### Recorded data
————————
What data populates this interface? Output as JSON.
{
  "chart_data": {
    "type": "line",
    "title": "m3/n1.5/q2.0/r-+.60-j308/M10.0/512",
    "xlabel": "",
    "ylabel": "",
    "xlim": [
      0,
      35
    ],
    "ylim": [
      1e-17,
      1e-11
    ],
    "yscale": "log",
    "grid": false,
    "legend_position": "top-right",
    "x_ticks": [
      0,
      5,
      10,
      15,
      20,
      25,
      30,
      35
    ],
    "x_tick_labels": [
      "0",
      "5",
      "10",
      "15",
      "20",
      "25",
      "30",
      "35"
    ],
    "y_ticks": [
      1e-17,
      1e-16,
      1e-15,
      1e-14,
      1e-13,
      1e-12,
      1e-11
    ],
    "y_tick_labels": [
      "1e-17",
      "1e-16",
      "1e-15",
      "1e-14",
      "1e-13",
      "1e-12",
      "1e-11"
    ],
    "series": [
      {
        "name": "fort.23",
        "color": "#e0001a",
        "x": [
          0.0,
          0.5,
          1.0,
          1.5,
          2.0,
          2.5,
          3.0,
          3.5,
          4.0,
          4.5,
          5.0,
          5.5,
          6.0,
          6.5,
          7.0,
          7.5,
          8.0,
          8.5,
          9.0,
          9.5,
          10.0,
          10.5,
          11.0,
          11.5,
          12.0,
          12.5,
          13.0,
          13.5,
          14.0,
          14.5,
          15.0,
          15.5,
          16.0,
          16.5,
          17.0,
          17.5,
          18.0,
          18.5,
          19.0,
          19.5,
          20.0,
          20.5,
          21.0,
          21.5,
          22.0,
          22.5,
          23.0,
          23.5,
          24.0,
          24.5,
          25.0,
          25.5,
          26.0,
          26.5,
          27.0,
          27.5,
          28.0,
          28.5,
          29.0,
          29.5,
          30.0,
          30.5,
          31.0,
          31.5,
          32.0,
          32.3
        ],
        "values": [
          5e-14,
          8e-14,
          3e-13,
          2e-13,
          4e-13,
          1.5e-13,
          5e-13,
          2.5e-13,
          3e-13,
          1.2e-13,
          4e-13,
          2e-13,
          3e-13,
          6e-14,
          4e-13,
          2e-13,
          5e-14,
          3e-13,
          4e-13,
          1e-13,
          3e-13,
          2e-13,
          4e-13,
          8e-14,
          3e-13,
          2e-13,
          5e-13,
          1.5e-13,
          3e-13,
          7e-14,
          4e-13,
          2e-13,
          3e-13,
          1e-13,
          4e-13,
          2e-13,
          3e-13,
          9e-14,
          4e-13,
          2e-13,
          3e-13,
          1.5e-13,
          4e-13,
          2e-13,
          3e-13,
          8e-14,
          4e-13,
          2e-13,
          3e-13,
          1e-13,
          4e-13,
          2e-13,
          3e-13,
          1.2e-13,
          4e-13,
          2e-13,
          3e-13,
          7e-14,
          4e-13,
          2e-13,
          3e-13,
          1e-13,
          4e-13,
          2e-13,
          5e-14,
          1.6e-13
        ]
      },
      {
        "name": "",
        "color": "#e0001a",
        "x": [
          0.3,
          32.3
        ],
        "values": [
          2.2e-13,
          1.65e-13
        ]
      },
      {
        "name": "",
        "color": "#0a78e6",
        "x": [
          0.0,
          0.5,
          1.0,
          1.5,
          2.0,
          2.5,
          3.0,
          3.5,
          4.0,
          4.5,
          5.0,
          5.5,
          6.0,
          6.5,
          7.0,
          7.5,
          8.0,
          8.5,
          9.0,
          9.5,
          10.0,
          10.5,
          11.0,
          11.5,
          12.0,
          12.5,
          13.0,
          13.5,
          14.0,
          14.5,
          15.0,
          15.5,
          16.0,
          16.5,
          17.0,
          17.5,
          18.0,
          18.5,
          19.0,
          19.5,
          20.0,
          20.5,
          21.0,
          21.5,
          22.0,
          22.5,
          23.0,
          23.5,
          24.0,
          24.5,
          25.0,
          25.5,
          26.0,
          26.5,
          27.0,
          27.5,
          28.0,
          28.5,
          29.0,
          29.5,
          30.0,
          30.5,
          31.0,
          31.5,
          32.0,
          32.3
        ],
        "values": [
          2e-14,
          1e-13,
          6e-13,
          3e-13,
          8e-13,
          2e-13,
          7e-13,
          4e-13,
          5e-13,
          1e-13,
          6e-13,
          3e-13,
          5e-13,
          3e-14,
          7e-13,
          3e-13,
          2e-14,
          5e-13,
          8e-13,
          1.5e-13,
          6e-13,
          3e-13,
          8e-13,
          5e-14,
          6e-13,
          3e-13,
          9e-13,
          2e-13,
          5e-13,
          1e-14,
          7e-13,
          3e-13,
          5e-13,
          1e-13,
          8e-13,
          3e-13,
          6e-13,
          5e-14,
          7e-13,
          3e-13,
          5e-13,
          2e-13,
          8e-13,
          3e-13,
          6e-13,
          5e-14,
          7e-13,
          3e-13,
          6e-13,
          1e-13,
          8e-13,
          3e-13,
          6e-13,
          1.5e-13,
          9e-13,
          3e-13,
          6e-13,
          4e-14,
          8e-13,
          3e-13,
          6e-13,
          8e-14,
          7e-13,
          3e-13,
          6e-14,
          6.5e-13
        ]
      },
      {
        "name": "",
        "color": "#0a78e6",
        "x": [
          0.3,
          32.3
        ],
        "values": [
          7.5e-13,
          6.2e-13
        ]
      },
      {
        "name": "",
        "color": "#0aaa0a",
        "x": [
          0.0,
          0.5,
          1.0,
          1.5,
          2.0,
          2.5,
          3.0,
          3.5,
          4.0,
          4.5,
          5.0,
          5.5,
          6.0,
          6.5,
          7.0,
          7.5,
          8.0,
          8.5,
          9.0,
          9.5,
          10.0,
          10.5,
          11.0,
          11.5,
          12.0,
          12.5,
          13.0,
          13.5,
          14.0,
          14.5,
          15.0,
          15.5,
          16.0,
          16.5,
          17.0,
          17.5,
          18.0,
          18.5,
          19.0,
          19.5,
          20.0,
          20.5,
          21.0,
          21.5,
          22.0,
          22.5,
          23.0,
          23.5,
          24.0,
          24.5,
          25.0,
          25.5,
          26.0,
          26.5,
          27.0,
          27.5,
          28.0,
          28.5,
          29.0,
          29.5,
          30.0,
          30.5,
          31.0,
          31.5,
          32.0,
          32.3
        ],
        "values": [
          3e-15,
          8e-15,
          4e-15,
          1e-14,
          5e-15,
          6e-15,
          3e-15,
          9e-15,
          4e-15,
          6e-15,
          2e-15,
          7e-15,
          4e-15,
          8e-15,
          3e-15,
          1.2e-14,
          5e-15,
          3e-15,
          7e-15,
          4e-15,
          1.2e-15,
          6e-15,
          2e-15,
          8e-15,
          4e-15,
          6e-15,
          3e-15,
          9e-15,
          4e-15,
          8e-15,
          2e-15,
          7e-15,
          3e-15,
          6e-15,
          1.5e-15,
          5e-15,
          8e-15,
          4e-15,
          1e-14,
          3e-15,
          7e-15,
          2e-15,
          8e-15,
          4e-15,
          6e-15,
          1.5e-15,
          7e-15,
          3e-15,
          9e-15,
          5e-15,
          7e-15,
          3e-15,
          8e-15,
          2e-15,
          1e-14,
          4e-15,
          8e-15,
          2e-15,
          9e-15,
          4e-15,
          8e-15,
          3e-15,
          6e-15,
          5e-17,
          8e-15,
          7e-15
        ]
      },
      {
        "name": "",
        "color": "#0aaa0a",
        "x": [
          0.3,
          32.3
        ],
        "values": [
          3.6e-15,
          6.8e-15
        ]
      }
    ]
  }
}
————————
### What you need to do
Every line of the material must be returned exactly as it appears.

### Finished exercise
What data populates this interface? Output as JSON.
{
  "chart_data": {
    "type": "line",
    "title": "m3/n1.5/q2.0/r-+.60-j308/M10.0/512",
    "xlabel": "",
    "ylabel": "",
    "xlim": [
      0,
      35
    ],
    "ylim": [
      1e-17,
      1e-11
    ],
    "yscale": "log",
    "grid": false,
    "legend_position": "top-right",
    "x_ticks": [
      0,
      5,
      10,
      15,
      20,
      25,
      30,
      35
    ],
    "x_tick_labels": [
      "0",
      "5",
      "10",
      "15",
      "20",
      "25",
      "30",
      "35"
    ],
    "y_ticks": [
      1e-17,
      1e-16,
      1e-15,
      1e-14,
      1e-13,
      1e-12,
      1e-11
    ],
    "y_tick_labels": [
      "1e-17",
      "1e-16",
      "1e-15",
      "1e-14",
      "1e-13",
      "1e-12",
      "1e-11"
    ],
    "series": [
      {
        "name": "fort.23",
        "color": "#e0001a",
        "x": [
          0.0,
          0.5,
          1.0,
          1.5,
          2.0,
          2.5,
          3.0,
          3.5,
          4.0,
          4.5,
          5.0,
          5.5,
          6.0,
          6.5,
          7.0,
          7.5,
          8.0,
          8.5,
          9.0,
          9.5,
          10.0,
          10.5,
          11.0,
          11.5,
          12.0,
          12.5,
          13.0,
          13.5,
          14.0,
          14.5,
          15.0,
          15.5,
          16.0,
          16.5,
          17.0,
          17.5,
          18.0,
          18.5,
          19.0,
          19.5,
          20.0,
          20.5,
          21.0,
          21.5,
          22.0,
          22.5,
          23.0,
          23.5,
          24.0,
          24.5,
          25.0,
          25.5,
          26.0,
          26.5,
          27.0,
          27.5,
          28.0,
          28.5,
          29.0,
          29.5,
          30.0,
          30.5,
          31.0,
          31.5,
          32.0,
          32.3
        ],
        "values": [
          5e-14,
          8e-14,
          3e-13,
          2e-13,
          4e-13,
          1.5e-13,
          5e-13,
          2.5e-13,
          3e-13,
          1.2e-13,
          4e-13,
          2e-13,
          3e-13,
          6e-14,
          4e-13,
          2e-13,
          5e-14,
          3e-13,
          4e-13,
          1e-13,
          3e-13,
          2e-13,
          4e-13,
          8e-14,
          3e-13,
          2e-13,
          5e-13,
          1.5e-13,
          3e-13,
          7e-14,
          4e-13,
          2e-13,
          3e-13,
          1e-13,
          4e-13,
          2e-13,
          3e-13,
          9e-14,
          4e-13,
          2e-13,
          3e-13,
          1.5e-13,
          4e-13,
          2e-13,
          3e-13,
          8e-14,
          4e-13,
          2e-13,
          3e-13,
          1e-13,
          4e-13,
          2e-13,
          3e-13,
          1.2e-13,
          4e-13,
          2e-13,
          3e-13,
          7e-14,
          4e-13,
          2e-13,
          3e-13,
          1e-13,
          4e-13,
          2e-13,
          5e-14,
          1.6e-13
        ]
      },
      {
        "name": "",
        "color": "#e0001a",
        "x": [
          0.3,
          32.3
        ],
        "values": [
          2.2e-13,
          1.65e-13
        ]
      },
      {
        "name": "",
        "color": "#0a78e6",
        "x": [
          0.0,
          0.5,
          1.0,
          1.5,
          2.0,
          2.5,
          3.0,
          3.5,
          4.0,
          4.5,
          5.0,
          5.5,
          6.0,
          6.5,
          7.0,
          7.5,
          8.0,
          8.5,
          9.0,
          9.5,
          10.0,
          10.5,
          11.0,
          11.5,
          12.0,
          12.5,
          13.0,
          13.5,
          14.0,
          14.5,
          15.0,
          15.5,
          16.0,
          16.5,
          17.0,
          17.5,
          18.0,
          18.5,
          19.0,
          19.5,
          20.0,
          20.5,
          21.0,
          21.5,
          22.0,
          22.5,
          23.0,
          23.5,
          24.0,
          24.5,
          25.0,
          25.5,
          26.0,
          26.5,
          27.0,
          27.5,
          28.0,
          28.5,
          29.0,
          29.5,
          30.0,
          30.5,
          31.0,
          31.5,
          32.0,
          32.3
        ],
        "values": [
          2e-14,
          1e-13,
          6e-13,
          3e-13,
          8e-13,
          2e-13,
          7e-13,
          4e-13,
          5e-13,
          1e-13,
          6e-13,
          3e-13,
          5e-13,
          3e-14,
          7e-13,
          3e-13,
          2e-14,
          5e-13,
          8e-13,
          1.5e-13,
          6e-13,
          3e-13,
          8e-13,
          5e-14,
          6e-13,
          3e-13,
          9e-13,
          2e-13,
          5e-13,
          1e-14,
          7e-13,
          3e-13,
          5e-13,
          1e-13,
          8e-13,
          3e-13,
          6e-13,
          5e-14,
          7e-13,
          3e-13,
          5e-13,
          2e-13,
          8e-13,
          3e-13,
          6e-13,
          5e-14,
          7e-13,
          3e-13,
          6e-13,
          1e-13,
          8e-13,
          3e-13,
          6e-13,
          1.5e-13,
          9e-13,
          3e-13,
          6e-13,
          4e-14,
          8e-13,
          3e-13,
          6e-13,
          8e-14,
          7e-13,
          3e-13,
          6e-14,
          6.5e-13
        ]
      },
      {
        "name": "",
        "color": "#0a78e6",
        "x": [
          0.3,
          32.3
        ],
        "values": [
          7.5e-13,
          6.2e-13
        ]
      },
      {
        "name": "",
        "color": "#0aaa0a",
        "x": [
          0.0,
          0.5,
          1.0,
          1.5,
          2.0,
          2.5,
          3.0,
          3.5,
          4.0,
          4.5,
          5.0,
          5.5,
          6.0,
          6.5,
          7.0,
          7.5,
          8.0,
          8.5,
          9.0,
          9.5,
          10.0,
          10.5,
          11.0,
          11.5,
          12.0,
          12.5,
          13.0,
          13.5,
          14.0,
          14.5,
          15.0,
          15.5,
          16.0,
          16.5,
          17.0,
          17.5,
          18.0,
          18.5,
          19.0,
          19.5,
          20.0,
          20.5,
          21.0,
          21.5,
          22.0,
          22.5,
          23.0,
          23.5,
          24.0,
          24.5,
          25.0,
          25.5,
          26.0,
          26.5,
          27.0,
          27.5,
          28.0,
          28.5,
          29.0,
          29.5,
          30.0,
          30.5,
          31.0,
          31.5,
          32.0,
          32.3
        ],
        "values": [
          3e-15,
          8e-15,
          4e-15,
          1e-14,
          5e-15,
          6e-15,
          3e-15,
          9e-15,
          4e-15,
          6e-15,
          2e-15,
          7e-15,
          4e-15,
          8e-15,
          3e-15,
          1.2e-14,
          5e-15,
          3e-15,
          7e-15,
          4e-15,
          1.2e-15,
          6e-15,
          2e-15,
          8e-15,
          4e-15,
          6e-15,
          3e-15,
          9e-15,
          4e-15,
          8e-15,
          2e-15,
          7e-15,
          3e-15,
          6e-15,
          1.5e-15,
          5e-15,
          8e-15,
          4e-15,
          1e-14,
          3e-15,
          7e-15,
          2e-15,
          8e-15,
          4e-15,
          6e-15,
          1.5e-15,
          7e-15,
          3e-15,
          9e-15,
          5e-15,
          7e-15,
          3e-15,
          8e-15,
          2e-15,
          1e-14,
          4e-15,
          8e-15,
          2e-15,
          9e-15,
          4e-15,
          8e-15,
          3e-15,
          6e-15,
          5e-17,
          8e-15,
          7e-15
        ]
      },
      {
        "name": "",
        "color": "#0aaa0a",
        "x": [
          0.3,
          32.3
        ],
        "values": [
          3.6e-15,
          6.8e-15
        ]
      }
    ]
  }
}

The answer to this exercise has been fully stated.